Task details =>
Return every line of the listing below without any change.

(Entries drawn from a collection)
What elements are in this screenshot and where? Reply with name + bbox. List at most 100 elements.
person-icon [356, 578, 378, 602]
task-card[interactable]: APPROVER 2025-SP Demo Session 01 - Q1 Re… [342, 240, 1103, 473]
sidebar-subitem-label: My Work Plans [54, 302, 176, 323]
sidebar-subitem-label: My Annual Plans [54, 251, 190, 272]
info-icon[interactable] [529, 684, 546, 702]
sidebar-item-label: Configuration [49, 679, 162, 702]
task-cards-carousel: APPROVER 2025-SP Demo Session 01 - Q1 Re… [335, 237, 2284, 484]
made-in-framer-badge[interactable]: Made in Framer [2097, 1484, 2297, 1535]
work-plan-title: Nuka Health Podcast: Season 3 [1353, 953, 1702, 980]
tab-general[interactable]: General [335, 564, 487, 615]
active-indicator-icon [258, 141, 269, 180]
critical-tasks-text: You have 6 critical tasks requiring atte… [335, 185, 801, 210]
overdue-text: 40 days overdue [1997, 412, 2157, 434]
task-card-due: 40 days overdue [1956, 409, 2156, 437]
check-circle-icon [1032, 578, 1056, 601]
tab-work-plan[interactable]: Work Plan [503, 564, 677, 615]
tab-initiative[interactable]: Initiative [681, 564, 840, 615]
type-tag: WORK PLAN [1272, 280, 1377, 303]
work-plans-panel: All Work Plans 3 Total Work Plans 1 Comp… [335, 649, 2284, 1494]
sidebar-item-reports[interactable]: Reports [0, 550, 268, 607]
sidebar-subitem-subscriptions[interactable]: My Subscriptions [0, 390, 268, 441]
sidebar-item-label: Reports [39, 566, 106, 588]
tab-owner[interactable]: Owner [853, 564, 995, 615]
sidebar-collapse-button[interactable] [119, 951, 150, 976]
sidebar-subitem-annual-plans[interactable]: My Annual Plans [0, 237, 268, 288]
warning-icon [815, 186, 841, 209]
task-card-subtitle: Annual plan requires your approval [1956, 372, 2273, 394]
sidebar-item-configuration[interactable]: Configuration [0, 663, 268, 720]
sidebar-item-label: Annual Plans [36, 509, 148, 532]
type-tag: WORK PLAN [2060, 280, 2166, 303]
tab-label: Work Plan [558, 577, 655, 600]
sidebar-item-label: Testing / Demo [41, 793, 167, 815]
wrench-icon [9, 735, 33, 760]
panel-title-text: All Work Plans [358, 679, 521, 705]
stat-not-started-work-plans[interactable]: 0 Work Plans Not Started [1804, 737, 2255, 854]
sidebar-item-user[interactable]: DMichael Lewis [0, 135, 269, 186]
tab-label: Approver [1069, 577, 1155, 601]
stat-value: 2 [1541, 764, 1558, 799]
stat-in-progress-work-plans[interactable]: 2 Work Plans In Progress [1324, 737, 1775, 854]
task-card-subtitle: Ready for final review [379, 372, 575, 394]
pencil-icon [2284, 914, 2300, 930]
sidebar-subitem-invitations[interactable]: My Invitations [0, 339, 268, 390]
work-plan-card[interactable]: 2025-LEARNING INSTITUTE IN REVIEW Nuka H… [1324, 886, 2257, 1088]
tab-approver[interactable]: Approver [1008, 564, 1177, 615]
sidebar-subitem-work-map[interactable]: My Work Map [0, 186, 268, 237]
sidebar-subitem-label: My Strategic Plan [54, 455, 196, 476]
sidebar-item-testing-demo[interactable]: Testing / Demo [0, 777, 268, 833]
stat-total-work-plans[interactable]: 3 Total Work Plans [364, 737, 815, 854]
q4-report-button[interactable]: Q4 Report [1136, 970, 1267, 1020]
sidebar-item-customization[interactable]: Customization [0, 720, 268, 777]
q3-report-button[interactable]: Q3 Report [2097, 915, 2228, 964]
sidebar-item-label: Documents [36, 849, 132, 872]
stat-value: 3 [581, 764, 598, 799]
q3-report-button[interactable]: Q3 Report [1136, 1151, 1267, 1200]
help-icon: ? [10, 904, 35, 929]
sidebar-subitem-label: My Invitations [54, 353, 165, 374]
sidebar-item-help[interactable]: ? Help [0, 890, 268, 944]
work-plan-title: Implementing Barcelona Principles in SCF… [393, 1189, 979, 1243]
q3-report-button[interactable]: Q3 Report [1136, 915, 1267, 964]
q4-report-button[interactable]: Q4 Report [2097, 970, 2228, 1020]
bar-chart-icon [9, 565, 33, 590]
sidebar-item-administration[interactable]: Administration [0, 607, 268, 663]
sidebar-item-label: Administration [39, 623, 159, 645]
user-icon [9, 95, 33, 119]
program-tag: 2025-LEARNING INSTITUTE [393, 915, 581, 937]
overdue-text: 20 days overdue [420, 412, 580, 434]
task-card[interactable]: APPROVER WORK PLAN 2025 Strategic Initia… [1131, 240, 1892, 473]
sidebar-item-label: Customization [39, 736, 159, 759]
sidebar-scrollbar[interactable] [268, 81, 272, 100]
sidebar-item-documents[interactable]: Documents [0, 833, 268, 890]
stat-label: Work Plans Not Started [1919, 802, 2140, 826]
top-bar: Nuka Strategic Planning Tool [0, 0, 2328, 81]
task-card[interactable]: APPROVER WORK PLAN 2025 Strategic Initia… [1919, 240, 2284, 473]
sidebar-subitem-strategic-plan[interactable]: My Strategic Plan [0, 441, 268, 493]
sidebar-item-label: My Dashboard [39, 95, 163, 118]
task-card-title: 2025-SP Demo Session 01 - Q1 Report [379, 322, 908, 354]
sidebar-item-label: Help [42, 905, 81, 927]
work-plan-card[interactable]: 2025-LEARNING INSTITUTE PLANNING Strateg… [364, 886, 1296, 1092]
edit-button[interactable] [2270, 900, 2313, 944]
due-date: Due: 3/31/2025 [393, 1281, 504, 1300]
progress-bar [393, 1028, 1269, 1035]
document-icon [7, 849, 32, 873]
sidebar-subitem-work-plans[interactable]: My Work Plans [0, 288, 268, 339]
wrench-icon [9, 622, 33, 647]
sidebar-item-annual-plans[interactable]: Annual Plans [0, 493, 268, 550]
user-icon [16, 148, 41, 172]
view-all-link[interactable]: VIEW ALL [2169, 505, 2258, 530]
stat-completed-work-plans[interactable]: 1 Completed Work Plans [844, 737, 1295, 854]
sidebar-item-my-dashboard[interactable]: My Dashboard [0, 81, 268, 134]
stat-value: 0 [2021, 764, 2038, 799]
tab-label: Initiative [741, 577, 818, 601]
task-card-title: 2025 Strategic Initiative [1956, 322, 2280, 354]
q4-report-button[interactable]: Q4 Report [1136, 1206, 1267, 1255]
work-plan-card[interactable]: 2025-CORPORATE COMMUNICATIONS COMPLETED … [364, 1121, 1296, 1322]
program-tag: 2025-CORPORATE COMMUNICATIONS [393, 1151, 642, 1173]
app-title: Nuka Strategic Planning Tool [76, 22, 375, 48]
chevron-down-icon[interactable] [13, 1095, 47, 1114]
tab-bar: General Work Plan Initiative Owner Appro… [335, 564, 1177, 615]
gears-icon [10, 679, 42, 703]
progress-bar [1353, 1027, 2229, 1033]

Result of the exercise =>
What elements are in this screenshot and where? Reply with name + bbox. List at most 100 elements.
person-icon [356, 578, 378, 602]
task-card[interactable]: APPROVER 2025-SP Demo Session 01 - Q1 Re… [342, 240, 1103, 473]
sidebar-subitem-label: My Work Plans [54, 302, 176, 323]
sidebar-subitem-label: My Annual Plans [54, 251, 190, 272]
info-icon[interactable] [529, 684, 546, 702]
sidebar-item-label: Configuration [49, 679, 162, 702]
task-cards-carousel: APPROVER 2025-SP Demo Session 01 - Q1 Re… [335, 237, 2284, 484]
made-in-framer-badge[interactable]: Made in Framer [2097, 1484, 2297, 1535]
work-plan-title: Nuka Health Podcast: Season 3 [1353, 953, 1702, 980]
tab-general[interactable]: General [335, 564, 487, 615]
active-indicator-icon [258, 141, 269, 180]
critical-tasks-text: You have 6 critical tasks requiring atte… [335, 185, 801, 210]
overdue-text: 40 days overdue [1997, 412, 2157, 434]
task-card-due: 40 days overdue [1956, 409, 2156, 437]
check-circle-icon [1032, 578, 1056, 601]
tab-work-plan[interactable]: Work Plan [503, 564, 677, 615]
tab-initiative[interactable]: Initiative [681, 564, 840, 615]
type-tag: WORK PLAN [1272, 280, 1377, 303]
work-plans-panel: All Work Plans 3 Total Work Plans 1 Comp… [335, 649, 2284, 1494]
sidebar-item-reports[interactable]: Reports [0, 550, 268, 607]
sidebar-subitem-subscriptions[interactable]: My Subscriptions [0, 390, 268, 441]
sidebar-item-label: Reports [39, 566, 106, 588]
tab-owner[interactable]: Owner [853, 564, 995, 615]
sidebar-collapse-button[interactable] [119, 951, 150, 976]
sidebar-subitem-annual-plans[interactable]: My Annual Plans [0, 237, 268, 288]
warning-icon [815, 186, 841, 209]
task-card-subtitle: Annual plan requires your approval [1956, 372, 2273, 394]
sidebar-item-configuration[interactable]: Configuration [0, 663, 268, 720]
sidebar-item-label: Annual Plans [36, 509, 148, 532]
type-tag: WORK PLAN [2060, 280, 2166, 303]
tab-label: Work Plan [558, 577, 655, 600]
sidebar-item-label: Testing / Demo [41, 793, 167, 815]
wrench-icon [9, 735, 33, 760]
panel-title-text: All Work Plans [358, 679, 521, 705]
stat-not-started-work-plans[interactable]: 0 Work Plans Not Started [1804, 737, 2255, 854]
sidebar-item-user[interactable]: DMichael Lewis [0, 135, 269, 186]
tab-label: Approver [1069, 577, 1155, 601]
stat-value: 2 [1541, 764, 1558, 799]
stat-in-progress-work-plans[interactable]: 2 Work Plans In Progress [1324, 737, 1775, 854]
task-card-subtitle: Ready for final review [379, 372, 575, 394]
pencil-icon [2284, 914, 2300, 930]
sidebar-subitem-invitations[interactable]: My Invitations [0, 339, 268, 390]
work-plan-card[interactable]: 2025-LEARNING INSTITUTE IN REVIEW Nuka H… [1324, 886, 2257, 1088]
tab-approver[interactable]: Approver [1008, 564, 1177, 615]
sidebar-subitem-work-map[interactable]: My Work Map [0, 186, 268, 237]
sidebar-subitem-label: My Strategic Plan [54, 455, 196, 476]
sidebar-item-testing-demo[interactable]: Testing / Demo [0, 777, 268, 833]
stat-total-work-plans[interactable]: 3 Total Work Plans [364, 737, 815, 854]
q4-report-button[interactable]: Q4 Report [1136, 970, 1267, 1020]
sidebar-item-customization[interactable]: Customization [0, 720, 268, 777]
q3-report-button[interactable]: Q3 Report [2097, 915, 2228, 964]
sidebar-item-label: Documents [36, 849, 132, 872]
stat-value: 3 [581, 764, 598, 799]
q3-report-button[interactable]: Q3 Report [1136, 1151, 1267, 1200]
help-icon: ? [10, 904, 35, 929]
sidebar-subitem-label: My Invitations [54, 353, 165, 374]
sidebar-item-help[interactable]: ? Help [0, 890, 268, 944]
work-plan-title: Implementing Barcelona Principles in SCF… [393, 1189, 979, 1243]
q3-report-button[interactable]: Q3 Report [1136, 915, 1267, 964]
q4-report-button[interactable]: Q4 Report [2097, 970, 2228, 1020]
bar-chart-icon [9, 565, 33, 590]
sidebar-item-administration[interactable]: Administration [0, 607, 268, 663]
sidebar-item-label: Administration [39, 623, 159, 645]
user-icon [9, 95, 33, 119]
program-tag: 2025-LEARNING INSTITUTE [393, 915, 581, 937]
overdue-text: 20 days overdue [420, 412, 580, 434]
task-card[interactable]: APPROVER WORK PLAN 2025 Strategic Initia… [1131, 240, 1892, 473]
sidebar-item-label: Customization [39, 736, 159, 759]
sidebar-scrollbar[interactable] [268, 81, 272, 100]
sidebar-item-documents[interactable]: Documents [0, 833, 268, 890]
stat-label: Work Plans Not Started [1919, 802, 2140, 826]
top-bar: Nuka Strategic Planning Tool [0, 0, 2328, 81]
task-card[interactable]: APPROVER WORK PLAN 2025 Strategic Initia… [1919, 240, 2284, 473]
sidebar-subitem-strategic-plan[interactable]: My Strategic Plan [0, 441, 268, 493]
sidebar-item-label: My Dashboard [39, 95, 163, 118]
task-card-title: 2025-SP Demo Session 01 - Q1 Report [379, 322, 908, 354]
sidebar-item-label: Help [42, 905, 81, 927]
work-plan-card[interactable]: 2025-LEARNING INSTITUTE PLANNING Strateg… [364, 886, 1296, 1092]
edit-button[interactable] [2270, 900, 2313, 944]
due-date: Due: 3/31/2025 [393, 1281, 504, 1300]
progress-bar [393, 1028, 1269, 1035]
document-icon [7, 849, 32, 873]
sidebar-subitem-work-plans[interactable]: My Work Plans [0, 288, 268, 339]
wrench-icon [9, 622, 33, 647]
sidebar-item-annual-plans[interactable]: Annual Plans [0, 493, 268, 550]
user-icon [16, 148, 41, 172]
view-all-link[interactable]: VIEW ALL [2169, 505, 2258, 530]
stat-completed-work-plans[interactable]: 1 Completed Work Plans [844, 737, 1295, 854]
sidebar-item-my-dashboard[interactable]: My Dashboard [0, 81, 268, 134]
stat-value: 0 [2021, 764, 2038, 799]
tab-label: Initiative [741, 577, 818, 601]
task-card-title: 2025 Strategic Initiative [1956, 322, 2280, 354]
q4-report-button[interactable]: Q4 Report [1136, 1206, 1267, 1255]
work-plan-card[interactable]: 2025-CORPORATE COMMUNICATIONS COMPLETED … [364, 1121, 1296, 1322]
program-tag: 2025-CORPORATE COMMUNICATIONS [393, 1151, 642, 1173]
app-title: Nuka Strategic Planning Tool [76, 22, 375, 48]
chevron-down-icon[interactable] [13, 1095, 47, 1114]
tab-bar: General Work Plan Initiative Owner Appro… [335, 564, 1177, 615]
gears-icon [10, 679, 42, 703]
progress-bar [1353, 1027, 2229, 1033]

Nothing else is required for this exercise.